# Exercise goal
Copy down all of the data underneath, exactly as shown.

Extracted records
** Begin **
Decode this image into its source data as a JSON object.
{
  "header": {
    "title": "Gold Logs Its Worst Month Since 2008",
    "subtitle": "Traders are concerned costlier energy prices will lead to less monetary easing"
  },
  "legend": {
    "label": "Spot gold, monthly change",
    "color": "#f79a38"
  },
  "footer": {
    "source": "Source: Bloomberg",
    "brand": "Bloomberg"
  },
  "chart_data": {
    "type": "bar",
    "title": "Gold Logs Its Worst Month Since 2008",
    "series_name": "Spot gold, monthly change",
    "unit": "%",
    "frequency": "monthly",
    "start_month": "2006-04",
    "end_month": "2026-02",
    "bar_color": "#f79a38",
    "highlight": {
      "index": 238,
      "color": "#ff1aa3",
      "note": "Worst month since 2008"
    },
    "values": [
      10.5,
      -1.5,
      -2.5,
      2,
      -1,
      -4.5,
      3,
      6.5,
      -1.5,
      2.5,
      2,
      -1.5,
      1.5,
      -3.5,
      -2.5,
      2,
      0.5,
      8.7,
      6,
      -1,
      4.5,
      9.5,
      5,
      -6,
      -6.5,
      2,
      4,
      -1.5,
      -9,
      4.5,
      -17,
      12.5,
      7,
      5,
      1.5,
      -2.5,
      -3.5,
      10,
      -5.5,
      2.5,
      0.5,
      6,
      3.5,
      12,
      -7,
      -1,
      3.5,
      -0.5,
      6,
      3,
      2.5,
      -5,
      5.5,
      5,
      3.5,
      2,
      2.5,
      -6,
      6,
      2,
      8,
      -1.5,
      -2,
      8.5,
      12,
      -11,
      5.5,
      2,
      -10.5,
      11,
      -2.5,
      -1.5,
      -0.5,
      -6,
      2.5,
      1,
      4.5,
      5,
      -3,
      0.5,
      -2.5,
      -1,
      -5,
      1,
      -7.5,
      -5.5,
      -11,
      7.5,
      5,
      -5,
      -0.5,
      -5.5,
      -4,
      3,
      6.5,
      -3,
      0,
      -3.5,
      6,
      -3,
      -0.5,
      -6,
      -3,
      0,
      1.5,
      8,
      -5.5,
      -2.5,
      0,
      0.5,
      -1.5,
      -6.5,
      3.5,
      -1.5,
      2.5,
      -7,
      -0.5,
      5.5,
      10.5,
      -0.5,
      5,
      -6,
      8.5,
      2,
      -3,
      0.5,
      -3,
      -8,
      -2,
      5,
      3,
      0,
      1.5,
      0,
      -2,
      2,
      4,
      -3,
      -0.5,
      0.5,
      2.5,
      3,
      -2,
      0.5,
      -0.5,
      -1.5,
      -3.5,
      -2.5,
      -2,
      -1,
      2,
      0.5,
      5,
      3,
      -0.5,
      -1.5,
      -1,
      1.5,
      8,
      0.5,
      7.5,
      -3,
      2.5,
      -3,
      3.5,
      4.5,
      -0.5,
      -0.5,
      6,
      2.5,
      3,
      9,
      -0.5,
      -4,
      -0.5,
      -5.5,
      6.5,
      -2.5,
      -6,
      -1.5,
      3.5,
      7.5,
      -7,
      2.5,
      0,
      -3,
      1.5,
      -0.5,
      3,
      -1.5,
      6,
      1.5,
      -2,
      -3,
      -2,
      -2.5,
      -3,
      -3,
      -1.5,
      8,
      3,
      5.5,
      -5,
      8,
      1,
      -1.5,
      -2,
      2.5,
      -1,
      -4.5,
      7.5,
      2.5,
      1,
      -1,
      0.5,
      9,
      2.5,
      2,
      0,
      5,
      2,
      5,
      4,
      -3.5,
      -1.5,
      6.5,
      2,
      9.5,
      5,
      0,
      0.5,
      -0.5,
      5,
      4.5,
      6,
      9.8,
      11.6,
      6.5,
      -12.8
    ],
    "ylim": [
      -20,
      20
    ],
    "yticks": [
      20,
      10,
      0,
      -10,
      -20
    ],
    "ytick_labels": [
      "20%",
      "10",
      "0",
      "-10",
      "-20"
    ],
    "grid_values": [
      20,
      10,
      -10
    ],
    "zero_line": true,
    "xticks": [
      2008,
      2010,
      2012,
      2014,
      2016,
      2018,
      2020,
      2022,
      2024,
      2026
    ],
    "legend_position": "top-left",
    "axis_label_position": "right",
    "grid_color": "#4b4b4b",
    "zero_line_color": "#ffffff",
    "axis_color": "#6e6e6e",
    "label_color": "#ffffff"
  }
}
** End **
# Solution to the exercise
Decode this image into its source data as a JSON object.
{
  "header": {
    "title": "Gold Logs Its Worst Month Since 2008",
    "subtitle": "Traders are concerned costlier energy prices will lead to less monetary easing"
  },
  "legend": {
    "label": "Spot gold, monthly change",
    "color": "#f79a38"
  },
  "footer": {
    "source": "Source: Bloomberg",
    "brand": "Bloomberg"
  },
  "chart_data": {
    "type": "bar",
    "title": "Gold Logs Its Worst Month Since 2008",
    "series_name": "Spot gold, monthly change",
    "unit": "%",
    "frequency": "monthly",
    "start_month": "2006-04",
    "end_month": "2026-02",
    "bar_color": "#f79a38",
    "highlight": {
      "index": 238,
      "color": "#ff1aa3",
      "note": "Worst month since 2008"
    },
    "values": [
      10.5,
      -1.5,
      -2.5,
      2,
      -1,
      -4.5,
      3,
      6.5,
      -1.5,
      2.5,
      2,
      -1.5,
      1.5,
      -3.5,
      -2.5,
      2,
      0.5,
      8.7,
      6,
      -1,
      4.5,
      9.5,
      5,
      -6,
      -6.5,
      2,
      4,
      -1.5,
      -9,
      4.5,
      -17,
      12.5,
      7,
      5,
      1.5,
      -2.5,
      -3.5,
      10,
      -5.5,
      2.5,
      0.5,
      6,
      3.5,
      12,
      -7,
      -1,
      3.5,
      -0.5,
      6,
      3,
      2.5,
      -5,
      5.5,
      5,
      3.5,
      2,
      2.5,
      -6,
      6,
      2,
      8,
      -1.5,
      -2,
      8.5,
      12,
      -11,
      5.5,
      2,
      -10.5,
      11,
      -2.5,
      -1.5,
      -0.5,
      -6,
      2.5,
      1,
      4.5,
      5,
      -3,
      0.5,
      -2.5,
      -1,
      -5,
      1,
      -7.5,
      -5.5,
      -11,
      7.5,
      5,
      -5,
      -0.5,
      -5.5,
      -4,
      3,
      6.5,
      -3,
      0,
      -3.5,
      6,
      -3,
      -0.5,
      -6,
      -3,
      0,
      1.5,
      8,
      -5.5,
      -2.5,
      0,
      0.5,
      -1.5,
      -6.5,
      3.5,
      -1.5,
      2.5,
      -7,
      -0.5,
      5.5,
      10.5,
      -0.5,
      5,
      -6,
      8.5,
      2,
      -3,
      0.5,
      -3,
      -8,
      -2,
      5,
      3,
      0,
      1.5,
      0,
      -2,
      2,
      4,
      -3,
      -0.5,
      0.5,
      2.5,
      3,
      -2,
      0.5,
      -0.5,
      -1.5,
      -3.5,
      -2.5,
      -2,
      -1,
      2,
      0.5,
      5,
      3,
      -0.5,
      -1.5,
      -1,
      1.5,
      8,
      0.5,
      7.5,
      -3,
      2.5,
      -3,
      3.5,
      4.5,
      -0.5,
      -0.5,
      6,
      2.5,
      3,
      9,
      -0.5,
      -4,
      -0.5,
      -5.5,
      6.5,
      -2.5,
      -6,
      -1.5,
      3.5,
      7.5,
      -7,
      2.5,
      0,
      -3,
      1.5,
      -0.5,
      3,
      -1.5,
      6,
      1.5,
      -2,
      -3,
      -2,
      -2.5,
      -3,
      -3,
      -1.5,
      8,
      3,
      5.5,
      -5,
      8,
      1,
      -1.5,
      -2,
      2.5,
      -1,
      -4.5,
      7.5,
      2.5,
      1,
      -1,
      0.5,
      9,
      2.5,
      2,
      0,
      5,
      2,
      5,
      4,
      -3.5,
      -1.5,
      6.5,
      2,
      9.5,
      5,
      0,
      0.5,
      -0.5,
      5,
      4.5,
      6,
      9.8,
      11.6,
      6.5,
      -12.8
    ],
    "ylim": [
      -20,
      20
    ],
    "yticks": [
      20,
      10,
      0,
      -10,
      -20
    ],
    "ytick_labels": [
      "20%",
      "10",
      "0",
      "-10",
      "-20"
    ],
    "grid_values": [
      20,
      10,
      -10
    ],
    "zero_line": true,
    "xticks": [
      2008,
      2010,
      2012,
      2014,
      2016,
      2018,
      2020,
      2022,
      2024,
      2026
    ],
    "legend_position": "top-left",
    "axis_label_position": "right",
    "grid_color": "#4b4b4b",
    "zero_line_color": "#ffffff",
    "axis_color": "#6e6e6e",
    "label_color": "#ffffff"
  }
}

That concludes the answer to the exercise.